***** DOCUMENT PASSAGE
Cement and concrete are the most widely used construction materials globally and are in growing demand. However, cement's energy-intensive production contributes to approximately 8 % of global CO2 emissions. One solution to reduce emissions is to replace clinkers, the primary cement component, with alternative materials.

This thesis, therefore, investigated the potential of mine tailings' (MT) valorization as cement replacement material (CRM) in Portland cement (PC). MT, a fine-particulate byproduct from metal and mineral ore processing, are rich in silica, alumina, calcium, and iron and produced in billions of tons globally. The study screened 12 distinct and untreated MT for their 1) unique characteristics relevant to CRM, including their MT and metal properties, physical and chemical reactivity and alkaline activation potential 2) effect on cementitious properties, including their hydration behavior, hardened properties, hydration phase assemblage, and the influence of their metal and sulfur content, 3) environmental risk as CRM including metal leaching tests and utilization potential after metal removal.

The main findings were:

1) MT generally resembled the properties of sand, showing no pozzolanic potential and lower cumulative hydration heat than inert quartz (IQ) and limestone filler (LF), indicating no physical contribution. Their alkaline dissolution extent was low compared to commonly used precursors but showed a high dependence on the mineralogical composition rather than initial elemental content.
**********
STATED GOAL 1 =>
Based on the thesis summary, say whether each statement agrees with it, answering yes or no and quoting the words that decide it: (a) Cement production accounts for roughly 8 % of global CO2 emissions. (b) The study screened 15 mine tailings. (c) The mine tailings showed pozzolanic potential.
STATED GOAL 2 =>
List every substance that the thesis summary says mine tailings are rich in.
The listing that follows comes from a different source than the thesis summary.
***** SUPPLIED INFORMATION
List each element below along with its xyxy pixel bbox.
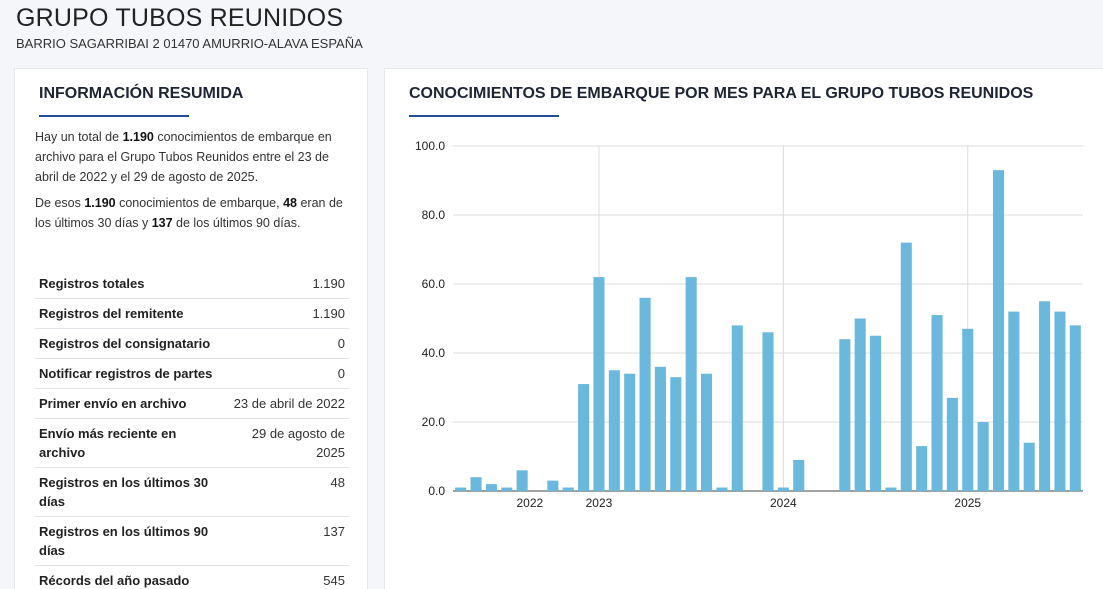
**********
EXERCISE RESPONSE 1 =>
(a) Yes: "cement's energy-intensive production contributes to approximately 8 % of global CO2 emissions"
(b) No: "The study screened 12 distinct and untreated MT"
(c) No: "showing no pozzolanic potential"

EXERCISE RESPONSE 2 =>
silica, alumina, calcium, iron